— START OF Text section —

Whale and Shark Watching After Crypto Markets Climb


With Bitcoin briefly eclipsing a $70K market value earlier today and Ethereum teasing the prospects of returning above $4K for the first time in over two years, now is a great time to check on how the key stakeholders are behaving for some of the largest market cap assets in crypto.


Cryptocurrency prices for your favorite assets move up and down for many reasons, but there are two general aspects you should be paying attention to:


  • Large key stakeholders (prices moving in the same direction as they accumulate or dump)
  • Small majority crowd holders (prices moving in the opposite direction as they accumulate or dump)


Today, we will be looking at how whale and shark wallets have been collectively accumulating and dumping for several of the top assets that Santiment has this relevant data on.

— END OF Text section —
— START OF Material shown —

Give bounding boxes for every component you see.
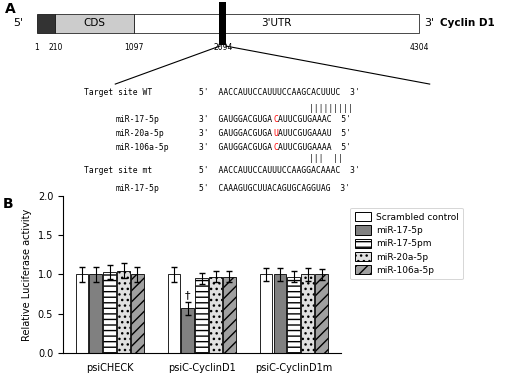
Text: 3': 3' bbox=[424, 18, 434, 29]
Bar bbox=[288, 277, 300, 353]
Y-axis label: Relative Luciferase activity: Relative Luciferase activity bbox=[22, 208, 32, 341]
Text: 1097: 1097 bbox=[124, 43, 144, 52]
Text: 2094: 2094 bbox=[213, 43, 233, 52]
Text: 5': 5' bbox=[14, 18, 24, 29]
Text: AUUCGUGAAAA  5': AUUCGUGAAAA 5' bbox=[278, 143, 351, 152]
Text: 3'UTR: 3'UTR bbox=[261, 18, 292, 29]
Bar bbox=[37, 14, 55, 33]
Text: 5'  CAAAGUGCUUACAGUGCAGGUAG  3': 5' CAAAGUGCUUACAGUGCAGGUAG 3' bbox=[199, 184, 350, 193]
Text: miR-17-5pm: miR-17-5pm bbox=[115, 199, 164, 208]
Text: 3'  GAUGGACGUGA: 3' GAUGGACGUGA bbox=[199, 115, 272, 124]
Text: Target site WT: Target site WT bbox=[84, 88, 152, 97]
Bar bbox=[301, 274, 314, 353]
Bar bbox=[134, 14, 419, 33]
Text: C: C bbox=[274, 143, 278, 152]
Legend: Scrambled control, miR-17-5p, miR-17-5pm, miR-20a-5p, miR-106a-5p: Scrambled control, miR-17-5p, miR-17-5pm… bbox=[351, 208, 463, 279]
Text: miR-17-5p: miR-17-5p bbox=[115, 184, 159, 193]
Bar bbox=[209, 277, 222, 353]
Bar bbox=[168, 274, 180, 353]
Text: GCUUACAGUGCAGGUAG  3': GCUUACAGUGCAGGUAG 3' bbox=[239, 199, 342, 208]
Text: miR-17-5p: miR-17-5p bbox=[115, 115, 159, 124]
Text: 5'  AACCAUUCCAUUUCCAAGGACAAAC  3': 5' AACCAUUCCAUUUCCAAGGACAAAC 3' bbox=[199, 166, 360, 175]
Bar bbox=[90, 274, 102, 353]
Bar bbox=[131, 274, 144, 353]
Bar bbox=[274, 274, 286, 353]
Text: |||  ||: ||| || bbox=[265, 155, 343, 164]
Text: miR-20a-5p: miR-20a-5p bbox=[115, 129, 164, 138]
Text: C: C bbox=[274, 115, 278, 124]
Bar bbox=[260, 274, 272, 353]
Text: 3'  GAUGGACGUGA: 3' GAUGGACGUGA bbox=[199, 143, 272, 152]
Text: 5'  CAA: 5' CAA bbox=[199, 199, 233, 208]
Text: 4304: 4304 bbox=[409, 43, 429, 52]
Text: AUUCGUGAAAU  5': AUUCGUGAAAU 5' bbox=[278, 129, 351, 138]
Text: 210: 210 bbox=[48, 43, 62, 52]
Text: B: B bbox=[3, 197, 13, 211]
Text: †: † bbox=[185, 291, 191, 300]
Text: Cyclin D1: Cyclin D1 bbox=[440, 18, 495, 29]
Text: |||||||||: ||||||||| bbox=[265, 104, 352, 113]
Text: Target site mt: Target site mt bbox=[84, 166, 152, 175]
Text: CDS: CDS bbox=[84, 18, 106, 29]
Text: 3'  GAUGGACGUGA: 3' GAUGGACGUGA bbox=[199, 129, 272, 138]
Bar bbox=[75, 274, 88, 353]
Bar bbox=[195, 278, 208, 353]
Bar bbox=[117, 271, 130, 353]
Text: 1: 1 bbox=[34, 43, 39, 52]
Bar bbox=[103, 272, 116, 353]
Bar bbox=[223, 277, 236, 353]
Bar bbox=[181, 308, 194, 353]
Bar bbox=[219, 2, 226, 45]
Text: 5'  AACCAUUCCAUUUCCAAGCACUUUC  3': 5' AACCAUUCCAUUUCCAAGCACUUUC 3' bbox=[199, 88, 360, 97]
Text: UCA: UCA bbox=[226, 199, 241, 208]
Text: U: U bbox=[274, 129, 278, 138]
Text: A: A bbox=[5, 2, 16, 16]
Bar bbox=[315, 274, 328, 353]
Text: AUUCGUGAAAC  5': AUUCGUGAAAC 5' bbox=[278, 115, 351, 124]
Bar bbox=[55, 14, 134, 33]
Text: miR-106a-5p: miR-106a-5p bbox=[115, 143, 169, 152]
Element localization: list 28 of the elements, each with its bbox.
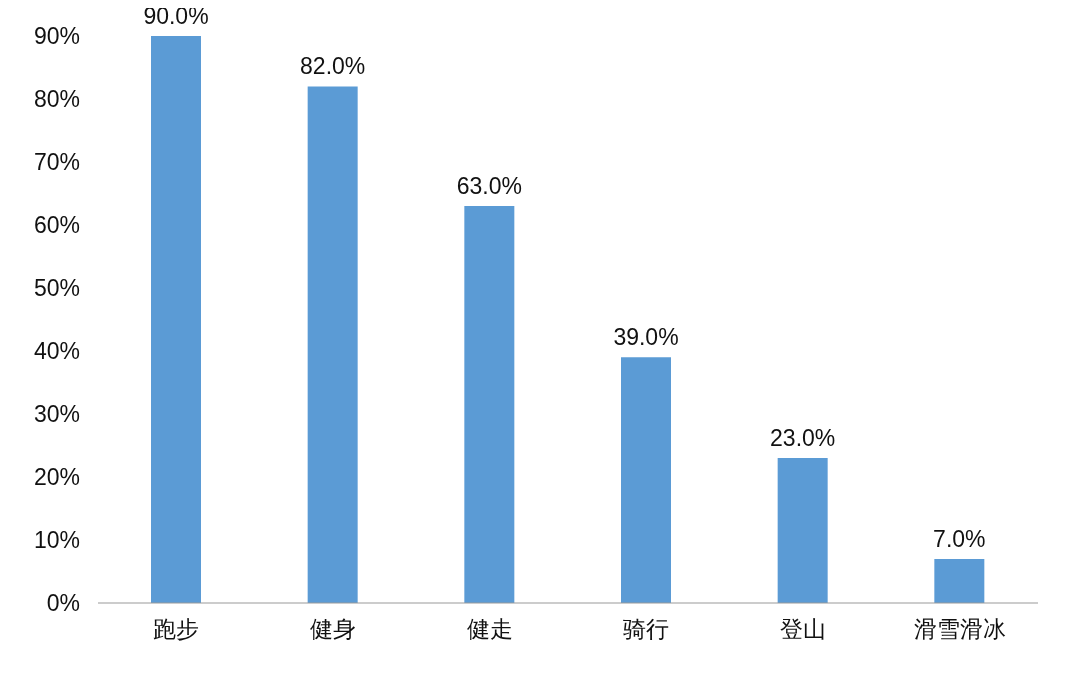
y-tick-label: 50% bbox=[33, 275, 80, 302]
bar bbox=[464, 206, 515, 603]
x-tick-label: 跑步 bbox=[153, 616, 200, 643]
data-label: 39.0% bbox=[613, 324, 679, 351]
x-tick-label: 健走 bbox=[466, 616, 513, 643]
x-tick-label: 骑行 bbox=[623, 616, 670, 643]
data-label: 7.0% bbox=[933, 525, 986, 552]
bar bbox=[151, 36, 201, 603]
bar bbox=[621, 357, 671, 603]
data-label: 23.0% bbox=[770, 425, 836, 452]
y-tick-label: 90% bbox=[33, 23, 80, 50]
bar bbox=[934, 558, 985, 603]
x-tick-label: 登山 bbox=[780, 616, 826, 643]
y-tick-label: 30% bbox=[33, 401, 80, 428]
data-label: 90.0% bbox=[143, 3, 209, 29]
y-tick-label: 60% bbox=[33, 212, 80, 239]
y-tick-label: 20% bbox=[33, 464, 80, 491]
bar bbox=[777, 458, 828, 603]
y-tick-label: 10% bbox=[33, 527, 80, 554]
x-tick-label: 滑雪滑冰 bbox=[913, 616, 1006, 643]
bar bbox=[307, 86, 358, 603]
x-tick-label: 健身 bbox=[310, 616, 356, 643]
data-label: 82.0% bbox=[300, 53, 366, 80]
y-tick-label: 70% bbox=[33, 149, 80, 176]
y-tick-label: 80% bbox=[33, 86, 80, 113]
y-tick-label: 40% bbox=[33, 338, 80, 365]
data-label: 63.0% bbox=[456, 173, 522, 200]
y-tick-label: 0% bbox=[46, 590, 80, 617]
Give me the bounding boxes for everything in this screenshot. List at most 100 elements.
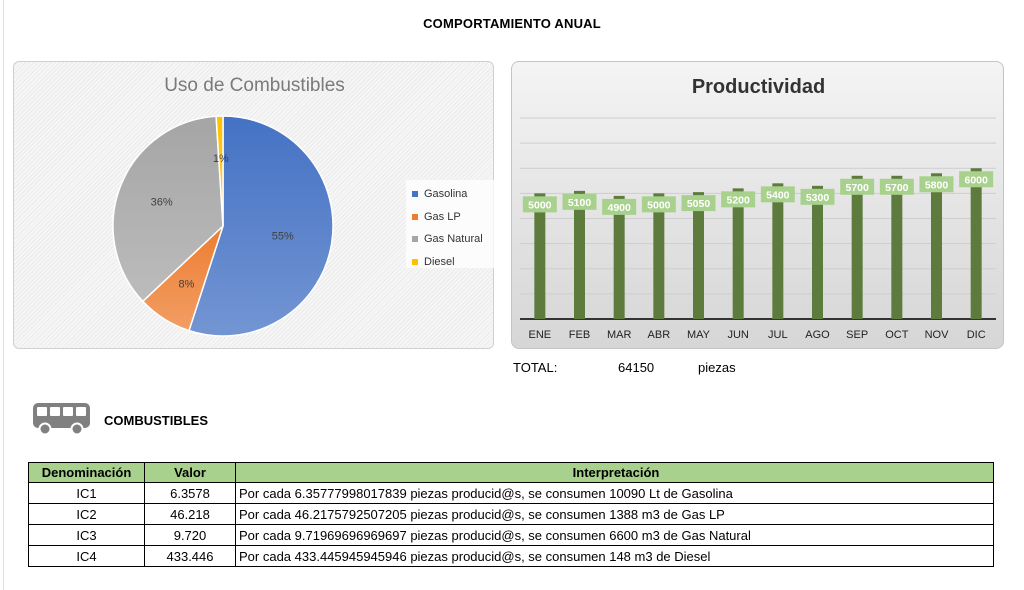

— END OF Material shown —

#### Problems to solve
**a.** Repeat word for word the passage of the whale-watching article starting at "Cryptocurrency prices for" and ending at "opposite direction as they accumulate or dump)".
**b.** According to the whale-watching article, why is now a great time to check how key stakeholders are behaving?
The items come from a different source than the article.

#### Answers given
**a.**
Cryptocurrency prices for your favorite assets move up and down for many reasons, but there are two general aspects you should be paying attention to:


  • Large key stakeholders (prices moving in the same direction as they accumulate or dump)
  • Small majority crowd holders (prices moving in the opposite direction as they accumulate or dump)

**b.** Bitcoin briefly eclipsed a $70K market value earlier that day. Ethereum was also teasing a return above $4K for the first time in over two years.